= WHAT THE EXERCISE ASKS =
For every line that contains the string "title", pull that line out of the material below.

= DATA IN THIS EXERCISE =
+++

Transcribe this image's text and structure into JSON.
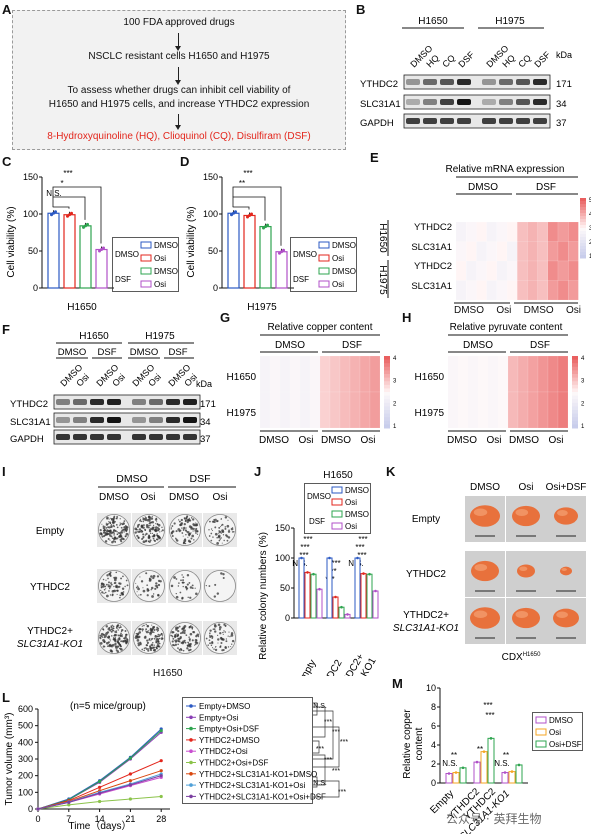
{
  "panels": {
    "A": {
      "label": "A",
      "lines": [
        "100 FDA approved drugs",
        "NSCLC resistant cells H1650 and H1975",
        "To assess whether drugs can inhibit cell viability of",
        "H1650 and H1975 cells, and increase YTHDC2 expression",
        "8-Hydroxyquinoline (HQ), Clioquinol (CQ),  Disulfiram (DSF)"
      ],
      "highlight_color": "#e3261c"
    },
    "B": {
      "label": "B",
      "groups": [
        "H1650",
        "H1975"
      ],
      "lanes": [
        "DMSO",
        "HQ",
        "CQ",
        "DSF"
      ],
      "kda": "kDa",
      "rows": [
        {
          "name": "YTHDC2",
          "kda": "171"
        },
        {
          "name": "SLC31A1",
          "kda": "34"
        },
        {
          "name": "GAPDH",
          "kda": "37"
        }
      ]
    },
    "C": {
      "label": "C",
      "ylabel": "Cell viability (%)",
      "xlabel": "H1650",
      "yticks": [
        "0",
        "50",
        "100",
        "150"
      ],
      "sig": [
        "N.S.",
        "*",
        "***"
      ]
    },
    "D": {
      "label": "D",
      "ylabel": "Cell viability (%)",
      "xlabel": "H1975",
      "yticks": [
        "0",
        "50",
        "100",
        "150"
      ],
      "sig": [
        "**",
        "***"
      ]
    },
    "legend_CD": {
      "groups": [
        "DMSO",
        "DSF"
      ],
      "items": [
        "DMSO",
        "Osi",
        "DMSO",
        "Osi"
      ]
    },
    "E": {
      "label": "E",
      "title": "Relative mRNA expression",
      "top_groups": [
        "DMSO",
        "DSF"
      ],
      "bottom_labels": [
        "DMSO",
        "Osi",
        "DMSO",
        "Osi"
      ],
      "row_groups": [
        "H1650",
        "H1975"
      ],
      "rows": [
        "YTHDC2",
        "SLC31A1",
        "YTHDC2",
        "SLC31A1"
      ],
      "scale": [
        "5",
        "4",
        "3",
        "2",
        "1"
      ]
    },
    "F": {
      "label": "F",
      "groups": [
        "H1650",
        "H1975"
      ],
      "sub_groups": [
        "DMSO",
        "DSF",
        "DMSO",
        "DSF"
      ],
      "lanes": [
        "DMSO",
        "Osi",
        "DMSO",
        "Osi",
        "DMSO",
        "Osi",
        "DMSO",
        "Osi"
      ],
      "kda": "kDa",
      "rows": [
        {
          "name": "YTHDC2",
          "kda": "171"
        },
        {
          "name": "SLC31A1",
          "kda": "34"
        },
        {
          "name": "GAPDH",
          "kda": "37"
        }
      ]
    },
    "G": {
      "label": "G",
      "title": "Relative copper content",
      "top_groups": [
        "DMSO",
        "DSF"
      ],
      "bottom_labels": [
        "DMSO",
        "Osi",
        "DMSO",
        "Osi"
      ],
      "rows": [
        "H1650",
        "H1975"
      ],
      "scale": [
        "4",
        "3",
        "2",
        "1"
      ]
    },
    "H": {
      "label": "H",
      "title": "Relative pyruvate content",
      "top_groups": [
        "DMSO",
        "DSF"
      ],
      "bottom_labels": [
        "DMSO",
        "Osi",
        "DMSO",
        "Osi"
      ],
      "rows": [
        "H1650",
        "H1975"
      ],
      "scale": [
        "4",
        "3",
        "2",
        "1"
      ]
    },
    "I": {
      "label": "I",
      "top_groups": [
        "DMSO",
        "DSF"
      ],
      "cols": [
        "DMSO",
        "Osi",
        "DMSO",
        "Osi"
      ],
      "rows": [
        "Empty",
        "YTHDC2",
        "YTHDC2+",
        "SLC31A1-KO1"
      ],
      "cell": "H1650"
    },
    "J": {
      "label": "J",
      "title": "H1650",
      "ylabel": "Relative colony numbers (%)",
      "yticks": [
        "0",
        "50",
        "100",
        "150"
      ],
      "xcats": [
        "Empty",
        "YTHDC2",
        "YTHDC2+",
        "SLC31A1-KO1"
      ],
      "legend_groups": [
        "DMSO",
        "DSF"
      ],
      "legend_items": [
        "DMSO",
        "Osi",
        "DMSO",
        "Osi"
      ],
      "sig": [
        "***",
        "***",
        "***",
        "N.S.",
        "***",
        "***",
        "***",
        "***",
        "***",
        "N.S.",
        "***"
      ]
    },
    "K": {
      "label": "K",
      "cols": [
        "DMSO",
        "Osi",
        "Osi+DSF"
      ],
      "rows": [
        "Empty",
        "YTHDC2",
        "YTHDC2+",
        "SLC31A1-KO1"
      ],
      "caption": "CDX",
      "caption_sup": "H1650"
    },
    "L": {
      "label": "L",
      "ylabel": "Tumor volume (mm³)",
      "xlabel": "Time（days）",
      "note": "(n=5 mice/group)",
      "yticks": [
        "0",
        "100",
        "200",
        "300",
        "400",
        "500",
        "600"
      ],
      "xticks": [
        "0",
        "7",
        "14",
        "21",
        "28"
      ],
      "legend": [
        "Empty+DMSO",
        "Empty+Osi",
        "Empty+Osi+DSF",
        "YTHDC2+DMSO",
        "YTHDC2+Osi",
        "YTHDC2+Osi+DSF",
        "YTHDC2+SLC31A1-KO1+DMSO",
        "YTHDC2+SLC31A1-KO1+Osi",
        "YTHDC2+SLC31A1-KO1+Osi+DSF"
      ],
      "sig": [
        "N.S.",
        "***",
        "***",
        "***",
        "***",
        "***",
        "***",
        "N.S.",
        "***"
      ]
    },
    "M": {
      "label": "M",
      "ylabel": "Relative copper content",
      "yticks": [
        "0",
        "2",
        "4",
        "6",
        "8",
        "10"
      ],
      "xcats": [
        "Empty",
        "YTHDC2",
        "YTHDC2",
        "+SLC31A1-KO1"
      ],
      "legend": [
        "DMSO",
        "Osi",
        "Osi+DSF"
      ],
      "sig": [
        "N.S.",
        "**",
        "**",
        "***",
        "***",
        "N.S.",
        "**"
      ]
    }
  },
  "watermark": "公众号 · 英拜生物",
  "chart_data": [
    {
      "type": "bar",
      "panel": "C",
      "categories": [
        "DMSO+DMSO",
        "DMSO+Osi",
        "DSF+DMSO",
        "DSF+Osi"
      ],
      "values": [
        101,
        99,
        84,
        52
      ],
      "ylim": [
        0,
        150
      ],
      "colors": [
        "#2b59c3",
        "#e3261c",
        "#2ea44f",
        "#b050c8"
      ],
      "ylabel": "Cell viability (%)",
      "xlabel": "H1650"
    },
    {
      "type": "bar",
      "panel": "D",
      "categories": [
        "DMSO+DMSO",
        "DMSO+Osi",
        "DSF+DMSO",
        "DSF+Osi"
      ],
      "values": [
        101,
        98,
        83,
        49
      ],
      "ylim": [
        0,
        150
      ],
      "colors": [
        "#2b59c3",
        "#e3261c",
        "#2ea44f",
        "#b050c8"
      ],
      "ylabel": "Cell viability (%)",
      "xlabel": "H1975"
    },
    {
      "type": "bar",
      "panel": "J",
      "categories": [
        "Empty",
        "YTHDC2",
        "YTHDC2+SLC31A1-KO1"
      ],
      "series": [
        {
          "name": "DMSO+DMSO",
          "values": [
            100,
            100,
            100
          ]
        },
        {
          "name": "DMSO+Osi",
          "values": [
            76,
            35,
            74
          ]
        },
        {
          "name": "DSF+DMSO",
          "values": [
            73,
            18,
            73
          ]
        },
        {
          "name": "DSF+Osi",
          "values": [
            48,
            6,
            45
          ]
        }
      ],
      "ylim": [
        0,
        150
      ],
      "ylabel": "Relative colony numbers (%)",
      "title": "H1650"
    },
    {
      "type": "line",
      "panel": "L",
      "x": [
        0,
        7,
        14,
        21,
        28
      ],
      "series": [
        {
          "name": "Empty+DMSO",
          "values": [
            0,
            60,
            170,
            310,
            480
          ]
        },
        {
          "name": "Empty+Osi",
          "values": [
            0,
            55,
            160,
            300,
            460
          ]
        },
        {
          "name": "Empty+Osi+DSF",
          "values": [
            0,
            55,
            165,
            305,
            470
          ]
        },
        {
          "name": "YTHDC2+DMSO",
          "values": [
            0,
            50,
            130,
            210,
            290
          ]
        },
        {
          "name": "YTHDC2+Osi",
          "values": [
            0,
            40,
            90,
            140,
            190
          ]
        },
        {
          "name": "YTHDC2+Osi+DSF",
          "values": [
            0,
            25,
            45,
            60,
            75
          ]
        },
        {
          "name": "YTHDC2+SLC31A1-KO1+DMSO",
          "values": [
            0,
            45,
            110,
            170,
            230
          ]
        },
        {
          "name": "YTHDC2+SLC31A1-KO1+Osi",
          "values": [
            0,
            42,
            100,
            150,
            210
          ]
        },
        {
          "name": "YTHDC2+SLC31A1-KO1+Osi+DSF",
          "values": [
            0,
            40,
            95,
            145,
            200
          ]
        }
      ],
      "colors": [
        "#2b59c3",
        "#8a3fb5",
        "#2ea44f",
        "#e3261c",
        "#c94fd0",
        "#8bc34a",
        "#d9480f",
        "#4ea0d8",
        "#7b3fa0"
      ],
      "xlim": [
        0,
        30
      ],
      "ylim": [
        0,
        600
      ],
      "xlabel": "Time（days）",
      "ylabel": "Tumor volume (mm³)"
    },
    {
      "type": "bar",
      "panel": "M",
      "categories": [
        "Empty",
        "YTHDC2",
        "YTHDC2+SLC31A1-KO1"
      ],
      "series": [
        {
          "name": "DMSO",
          "values": [
            1.0,
            2.2,
            1.1
          ]
        },
        {
          "name": "Osi",
          "values": [
            1.1,
            3.3,
            1.2
          ]
        },
        {
          "name": "Osi+DSF",
          "values": [
            1.6,
            4.7,
            1.9
          ]
        }
      ],
      "colors": [
        "#b050c8",
        "#f5a623",
        "#2ea44f"
      ],
      "ylim": [
        0,
        10
      ],
      "ylabel": "Relative copper content"
    }
  ]
}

+++

= ANSWER TO THE EXERCISE =
      "title": "Relative mRNA expression",
      "title": "Relative copper content",
      "title": "Relative pyruvate content",
      "title": "H1650",
      "title": "H1650"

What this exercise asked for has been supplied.